Repeat the listing exactly as given, omitting every image.

--- DATA TO USE ---

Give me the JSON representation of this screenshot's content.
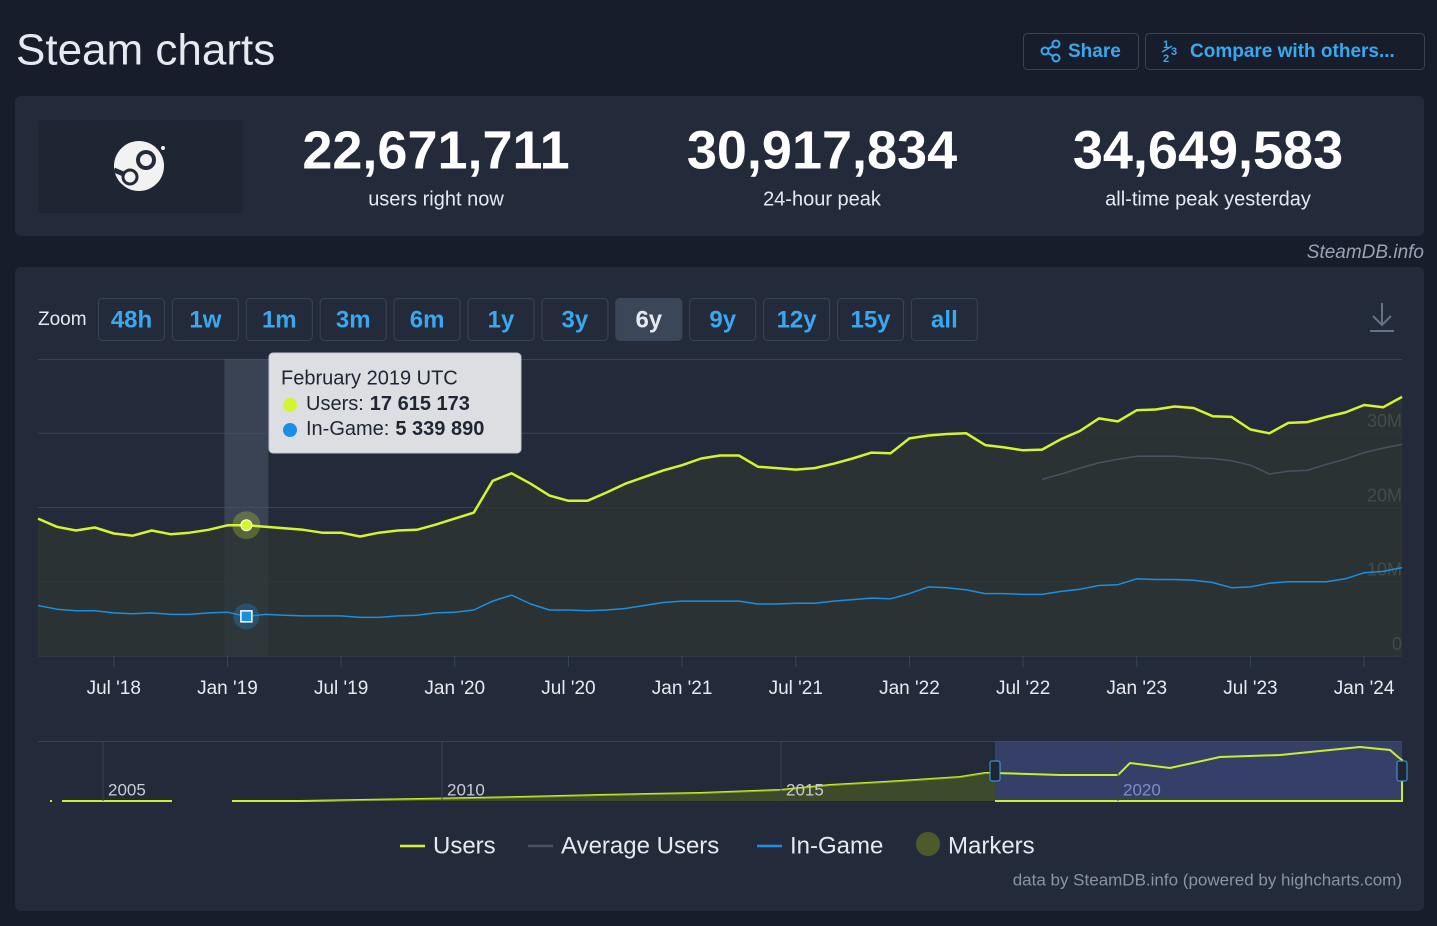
{
  "header": {
    "title": "Steam charts",
    "buttons": [
      "Share",
      "Compare with others..."
    ]
  },
  "stats": [
    {
      "value": "22,671,711",
      "label": "users right now"
    },
    {
      "value": "30,917,834",
      "label": "24-hour peak"
    },
    {
      "value": "34,649,583",
      "label": "all-time peak yesterday"
    }
  ],
  "source": "SteamDB.info",
  "zoom": {
    "label": "Zoom",
    "buttons": [
      "48h",
      "1w",
      "1m",
      "3m",
      "6m",
      "1y",
      "3y",
      "6y",
      "9y",
      "12y",
      "15y",
      "all"
    ],
    "active": "6y"
  },
  "chart_data": {
    "type": "line",
    "x": [
      "2018-03",
      "2018-04",
      "2018-05",
      "2018-06",
      "2018-07",
      "2018-08",
      "2018-09",
      "2018-10",
      "2018-11",
      "2018-12",
      "2019-01",
      "2019-02",
      "2019-03",
      "2019-04",
      "2019-05",
      "2019-06",
      "2019-07",
      "2019-08",
      "2019-09",
      "2019-10",
      "2019-11",
      "2019-12",
      "2020-01",
      "2020-02",
      "2020-03",
      "2020-04",
      "2020-05",
      "2020-06",
      "2020-07",
      "2020-08",
      "2020-09",
      "2020-10",
      "2020-11",
      "2020-12",
      "2021-01",
      "2021-02",
      "2021-03",
      "2021-04",
      "2021-05",
      "2021-06",
      "2021-07",
      "2021-08",
      "2021-09",
      "2021-10",
      "2021-11",
      "2021-12",
      "2022-01",
      "2022-02",
      "2022-03",
      "2022-04",
      "2022-05",
      "2022-06",
      "2022-07",
      "2022-08",
      "2022-09",
      "2022-10",
      "2022-11",
      "2022-12",
      "2023-01",
      "2023-02",
      "2023-03",
      "2023-04",
      "2023-05",
      "2023-06",
      "2023-07",
      "2023-08",
      "2023-09",
      "2023-10",
      "2023-11",
      "2023-12",
      "2024-01",
      "2024-02",
      "2024-03"
    ],
    "series": [
      {
        "name": "Users",
        "color": "#d4f52c",
        "values": [
          18500000,
          17400000,
          16900000,
          17300000,
          16500000,
          16200000,
          16900000,
          16400000,
          16600000,
          17000000,
          17600000,
          17615173,
          17400000,
          17200000,
          17000000,
          16600000,
          16600000,
          16100000,
          16600000,
          16900000,
          17000000,
          17700000,
          18500000,
          19300000,
          23600000,
          24600000,
          23200000,
          21600000,
          20900000,
          20900000,
          22000000,
          23200000,
          24100000,
          25000000,
          25700000,
          26600000,
          27000000,
          27000000,
          25500000,
          25300000,
          25100000,
          25300000,
          25900000,
          26600000,
          27400000,
          27300000,
          29300000,
          29700000,
          29900000,
          30000000,
          28400000,
          28100000,
          27700000,
          27800000,
          29200000,
          30300000,
          32000000,
          31600000,
          33100000,
          33200000,
          33600000,
          33400000,
          32300000,
          32200000,
          30500000,
          30000000,
          31400000,
          31500000,
          32200000,
          32800000,
          33800000,
          33500000,
          34900000
        ]
      },
      {
        "name": "Average Users",
        "color": "#4a5262",
        "values": [
          null,
          null,
          null,
          null,
          null,
          null,
          null,
          null,
          null,
          null,
          null,
          null,
          null,
          null,
          null,
          null,
          null,
          null,
          null,
          null,
          null,
          null,
          null,
          null,
          null,
          null,
          null,
          null,
          null,
          null,
          null,
          null,
          null,
          null,
          null,
          null,
          null,
          null,
          null,
          null,
          null,
          null,
          null,
          null,
          null,
          null,
          null,
          null,
          null,
          null,
          null,
          null,
          null,
          23800000,
          24500000,
          25300000,
          26000000,
          26500000,
          26900000,
          26900000,
          26900000,
          26700000,
          26600000,
          26300000,
          25700000,
          24500000,
          24900000,
          25000000,
          25800000,
          26500000,
          27400000,
          28000000,
          28500000
        ]
      },
      {
        "name": "In-Game",
        "color": "#1a8fe3",
        "values": [
          6800000,
          6300000,
          6100000,
          6100000,
          5800000,
          5700000,
          5800000,
          5600000,
          5600000,
          5800000,
          5900000,
          5339890,
          5600000,
          5500000,
          5400000,
          5400000,
          5400000,
          5200000,
          5200000,
          5400000,
          5500000,
          5800000,
          5900000,
          6200000,
          7400000,
          8200000,
          7000000,
          6200000,
          6200000,
          6100000,
          6200000,
          6400000,
          6800000,
          7200000,
          7400000,
          7400000,
          7400000,
          7400000,
          7000000,
          7000000,
          7100000,
          7100000,
          7400000,
          7600000,
          7800000,
          7700000,
          8400000,
          9300000,
          9200000,
          8900000,
          8400000,
          8400000,
          8300000,
          8300000,
          8700000,
          9000000,
          9500000,
          9600000,
          10400000,
          10300000,
          10300000,
          10200000,
          9900000,
          9200000,
          9300000,
          9800000,
          10000000,
          10000000,
          10000000,
          10400000,
          11200000,
          11400000,
          11900000
        ]
      }
    ],
    "markers_legend": "Markers",
    "xlim": [
      "2018-03",
      "2024-03"
    ],
    "xticks": [
      {
        "value": "2018-07",
        "label": "Jul '18"
      },
      {
        "value": "2019-01",
        "label": "Jan '19"
      },
      {
        "value": "2019-07",
        "label": "Jul '19"
      },
      {
        "value": "2020-01",
        "label": "Jan '20"
      },
      {
        "value": "2020-07",
        "label": "Jul '20"
      },
      {
        "value": "2021-01",
        "label": "Jan '21"
      },
      {
        "value": "2021-07",
        "label": "Jul '21"
      },
      {
        "value": "2022-01",
        "label": "Jan '22"
      },
      {
        "value": "2022-07",
        "label": "Jul '22"
      },
      {
        "value": "2023-01",
        "label": "Jan '23"
      },
      {
        "value": "2023-07",
        "label": "Jul '23"
      },
      {
        "value": "2024-01",
        "label": "Jan '24"
      }
    ],
    "ylim": [
      0,
      40000000
    ],
    "yticks": [
      0,
      {
        "value": 10000000,
        "label": "10M"
      },
      {
        "value": 20000000,
        "label": "20M"
      },
      {
        "value": 30000000,
        "label": "30M"
      }
    ],
    "grid": true,
    "tooltip": {
      "title": "February 2019 UTC",
      "lines": [
        {
          "name": "Users:",
          "value": "17 615 173"
        },
        {
          "name": "In-Game:",
          "value": "5 339 890"
        }
      ]
    },
    "navigator_labels": [
      "2005",
      "2010",
      "2015",
      "2020"
    ]
  },
  "credit": "data by SteamDB.info (powered by highcharts.com)"
}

---

- **REPLY**
Give me the JSON representation of this screenshot's content.
{
  "header": {
    "title": "Steam charts",
    "buttons": [
      "Share",
      "Compare with others..."
    ]
  },
  "stats": [
    {
      "value": "22,671,711",
      "label": "users right now"
    },
    {
      "value": "30,917,834",
      "label": "24-hour peak"
    },
    {
      "value": "34,649,583",
      "label": "all-time peak yesterday"
    }
  ],
  "source": "SteamDB.info",
  "zoom": {
    "label": "Zoom",
    "buttons": [
      "48h",
      "1w",
      "1m",
      "3m",
      "6m",
      "1y",
      "3y",
      "6y",
      "9y",
      "12y",
      "15y",
      "all"
    ],
    "active": "6y"
  },
  "chart_data": {
    "type": "line",
    "x": [
      "2018-03",
      "2018-04",
      "2018-05",
      "2018-06",
      "2018-07",
      "2018-08",
      "2018-09",
      "2018-10",
      "2018-11",
      "2018-12",
      "2019-01",
      "2019-02",
      "2019-03",
      "2019-04",
      "2019-05",
      "2019-06",
      "2019-07",
      "2019-08",
      "2019-09",
      "2019-10",
      "2019-11",
      "2019-12",
      "2020-01",
      "2020-02",
      "2020-03",
      "2020-04",
      "2020-05",
      "2020-06",
      "2020-07",
      "2020-08",
      "2020-09",
      "2020-10",
      "2020-11",
      "2020-12",
      "2021-01",
      "2021-02",
      "2021-03",
      "2021-04",
      "2021-05",
      "2021-06",
      "2021-07",
      "2021-08",
      "2021-09",
      "2021-10",
      "2021-11",
      "2021-12",
      "2022-01",
      "2022-02",
      "2022-03",
      "2022-04",
      "2022-05",
      "2022-06",
      "2022-07",
      "2022-08",
      "2022-09",
      "2022-10",
      "2022-11",
      "2022-12",
      "2023-01",
      "2023-02",
      "2023-03",
      "2023-04",
      "2023-05",
      "2023-06",
      "2023-07",
      "2023-08",
      "2023-09",
      "2023-10",
      "2023-11",
      "2023-12",
      "2024-01",
      "2024-02",
      "2024-03"
    ],
    "series": [
      {
        "name": "Users",
        "color": "#d4f52c",
        "values": [
          18500000,
          17400000,
          16900000,
          17300000,
          16500000,
          16200000,
          16900000,
          16400000,
          16600000,
          17000000,
          17600000,
          17615173,
          17400000,
          17200000,
          17000000,
          16600000,
          16600000,
          16100000,
          16600000,
          16900000,
          17000000,
          17700000,
          18500000,
          19300000,
          23600000,
          24600000,
          23200000,
          21600000,
          20900000,
          20900000,
          22000000,
          23200000,
          24100000,
          25000000,
          25700000,
          26600000,
          27000000,
          27000000,
          25500000,
          25300000,
          25100000,
          25300000,
          25900000,
          26600000,
          27400000,
          27300000,
          29300000,
          29700000,
          29900000,
          30000000,
          28400000,
          28100000,
          27700000,
          27800000,
          29200000,
          30300000,
          32000000,
          31600000,
          33100000,
          33200000,
          33600000,
          33400000,
          32300000,
          32200000,
          30500000,
          30000000,
          31400000,
          31500000,
          32200000,
          32800000,
          33800000,
          33500000,
          34900000
        ]
      },
      {
        "name": "Average Users",
        "color": "#4a5262",
        "values": [
          null,
          null,
          null,
          null,
          null,
          null,
          null,
          null,
          null,
          null,
          null,
          null,
          null,
          null,
          null,
          null,
          null,
          null,
          null,
          null,
          null,
          null,
          null,
          null,
          null,
          null,
          null,
          null,
          null,
          null,
          null,
          null,
          null,
          null,
          null,
          null,
          null,
          null,
          null,
          null,
          null,
          null,
          null,
          null,
          null,
          null,
          null,
          null,
          null,
          null,
          null,
          null,
          null,
          23800000,
          24500000,
          25300000,
          26000000,
          26500000,
          26900000,
          26900000,
          26900000,
          26700000,
          26600000,
          26300000,
          25700000,
          24500000,
          24900000,
          25000000,
          25800000,
          26500000,
          27400000,
          28000000,
          28500000
        ]
      },
      {
        "name": "In-Game",
        "color": "#1a8fe3",
        "values": [
          6800000,
          6300000,
          6100000,
          6100000,
          5800000,
          5700000,
          5800000,
          5600000,
          5600000,
          5800000,
          5900000,
          5339890,
          5600000,
          5500000,
          5400000,
          5400000,
          5400000,
          5200000,
          5200000,
          5400000,
          5500000,
          5800000,
          5900000,
          6200000,
          7400000,
          8200000,
          7000000,
          6200000,
          6200000,
          6100000,
          6200000,
          6400000,
          6800000,
          7200000,
          7400000,
          7400000,
          7400000,
          7400000,
          7000000,
          7000000,
          7100000,
          7100000,
          7400000,
          7600000,
          7800000,
          7700000,
          8400000,
          9300000,
          9200000,
          8900000,
          8400000,
          8400000,
          8300000,
          8300000,
          8700000,
          9000000,
          9500000,
          9600000,
          10400000,
          10300000,
          10300000,
          10200000,
          9900000,
          9200000,
          9300000,
          9800000,
          10000000,
          10000000,
          10000000,
          10400000,
          11200000,
          11400000,
          11900000
        ]
      }
    ],
    "markers_legend": "Markers",
    "xlim": [
      "2018-03",
      "2024-03"
    ],
    "xticks": [
      {
        "value": "2018-07",
        "label": "Jul '18"
      },
      {
        "value": "2019-01",
        "label": "Jan '19"
      },
      {
        "value": "2019-07",
        "label": "Jul '19"
      },
      {
        "value": "2020-01",
        "label": "Jan '20"
      },
      {
        "value": "2020-07",
        "label": "Jul '20"
      },
      {
        "value": "2021-01",
        "label": "Jan '21"
      },
      {
        "value": "2021-07",
        "label": "Jul '21"
      },
      {
        "value": "2022-01",
        "label": "Jan '22"
      },
      {
        "value": "2022-07",
        "label": "Jul '22"
      },
      {
        "value": "2023-01",
        "label": "Jan '23"
      },
      {
        "value": "2023-07",
        "label": "Jul '23"
      },
      {
        "value": "2024-01",
        "label": "Jan '24"
      }
    ],
    "ylim": [
      0,
      40000000
    ],
    "yticks": [
      0,
      {
        "value": 10000000,
        "label": "10M"
      },
      {
        "value": 20000000,
        "label": "20M"
      },
      {
        "value": 30000000,
        "label": "30M"
      }
    ],
    "grid": true,
    "tooltip": {
      "title": "February 2019 UTC",
      "lines": [
        {
          "name": "Users:",
          "value": "17 615 173"
        },
        {
          "name": "In-Game:",
          "value": "5 339 890"
        }
      ]
    },
    "navigator_labels": [
      "2005",
      "2010",
      "2015",
      "2020"
    ]
  },
  "credit": "data by SteamDB.info (powered by highcharts.com)"
}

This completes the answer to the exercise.